+++ Documentfragment +++

Hamearis lucina

(Linnaeus, 1758)

Sleutelbloemvlinder

Beschrijving:
De sleutelbloemvlinder vliegt op open plekken in bossen, langs bosranden en op bermen in het bos. De populaties zijn vaak zeer lokaal, maar er kunnen wel veel vlinders aanwezig zijn. Ze lijken op kleine parelmoervlinders, maar ze horen taxonomisch gezien bij de blauwtjes. Eitjes worden afgezet op de onderkant van bladeren van Primula (sleutelbloemen). De rupsen eten 's nachts. Gedurende de dag houden ze zich verborgen door tegen een bladnerf aan te gaan zitten. Voor de verpopping verlaten ze de waardplant. De pop overwintert in de strooisellaag. Meestal vliegt de sleutelbloemvlinder in één generatie. In warme streken kan ook een tweede generatie laat in het jaar voorkomen.

+++ Geëxtraheerde vermeldingen +++

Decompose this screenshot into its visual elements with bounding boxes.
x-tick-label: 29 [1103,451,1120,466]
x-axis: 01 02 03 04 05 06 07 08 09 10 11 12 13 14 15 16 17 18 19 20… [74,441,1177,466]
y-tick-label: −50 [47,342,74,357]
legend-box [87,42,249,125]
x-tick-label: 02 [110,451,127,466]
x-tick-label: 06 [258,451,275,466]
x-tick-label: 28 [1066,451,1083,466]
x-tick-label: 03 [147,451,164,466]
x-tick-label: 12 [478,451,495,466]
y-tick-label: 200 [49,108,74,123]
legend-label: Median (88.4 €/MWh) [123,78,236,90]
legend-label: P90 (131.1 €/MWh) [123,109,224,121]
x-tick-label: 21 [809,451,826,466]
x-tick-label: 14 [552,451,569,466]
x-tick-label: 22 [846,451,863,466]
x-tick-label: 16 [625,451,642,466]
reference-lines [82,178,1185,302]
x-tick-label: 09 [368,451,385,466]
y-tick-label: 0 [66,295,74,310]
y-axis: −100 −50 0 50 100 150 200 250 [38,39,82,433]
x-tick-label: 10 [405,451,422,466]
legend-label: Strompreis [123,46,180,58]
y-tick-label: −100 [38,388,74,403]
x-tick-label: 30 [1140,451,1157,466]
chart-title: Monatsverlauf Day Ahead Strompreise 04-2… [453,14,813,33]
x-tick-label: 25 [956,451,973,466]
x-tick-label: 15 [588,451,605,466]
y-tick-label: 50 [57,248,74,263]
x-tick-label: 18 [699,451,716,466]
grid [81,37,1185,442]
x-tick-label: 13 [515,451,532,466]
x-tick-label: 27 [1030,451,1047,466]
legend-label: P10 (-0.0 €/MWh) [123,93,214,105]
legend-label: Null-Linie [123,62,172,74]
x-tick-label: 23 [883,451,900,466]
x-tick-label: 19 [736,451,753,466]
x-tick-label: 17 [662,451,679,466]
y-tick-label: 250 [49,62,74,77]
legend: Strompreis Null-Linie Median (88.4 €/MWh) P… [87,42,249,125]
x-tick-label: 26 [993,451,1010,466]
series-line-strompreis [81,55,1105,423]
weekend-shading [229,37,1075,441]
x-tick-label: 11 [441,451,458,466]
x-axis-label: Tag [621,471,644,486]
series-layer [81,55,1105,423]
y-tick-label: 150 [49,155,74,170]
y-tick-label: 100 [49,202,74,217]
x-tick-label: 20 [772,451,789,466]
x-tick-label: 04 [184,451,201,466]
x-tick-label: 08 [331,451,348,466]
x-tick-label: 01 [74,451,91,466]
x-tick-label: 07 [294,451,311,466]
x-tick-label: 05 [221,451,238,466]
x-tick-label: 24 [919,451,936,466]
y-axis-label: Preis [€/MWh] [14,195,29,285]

+++

Oefendoel >>
Vervolg de beschrijving van de sleutelbloemvlinder vanaf de laatste zin.

Resultaat >>
Leefgebied:
Droog kalkgrasland en steppe
Gemengd bos
Matig voedselrijk grasland
Vochtig grasland en ruigte
Zomergroen loofbos

Sterk gelijkende soorten:
Onmiskenbaar

Verspreiding:
Grote delen van Centraal-Europa. N- en Midden-Spanje, -Italië en -Griekenland, Z-Engeland, ZO-België, Midden- en Z-Duitsland en -Polen, een populatie in Letland, uitgestorven in Litouwen en in Europees Turkije. Vliegt van 50 tot 1600m.

Vliegtijd:
april, mei, juni, juli, augustus, september.

Status Europa:
Soort is thans niet bedreigd in Europa.

Status Benelux:
In Nederland dwaalgast (twee waarnemingen), in Wallonië kwetsbaar. Dichtstbijzijnde vliegplaatsen onder andere in Ardennen en Eifel.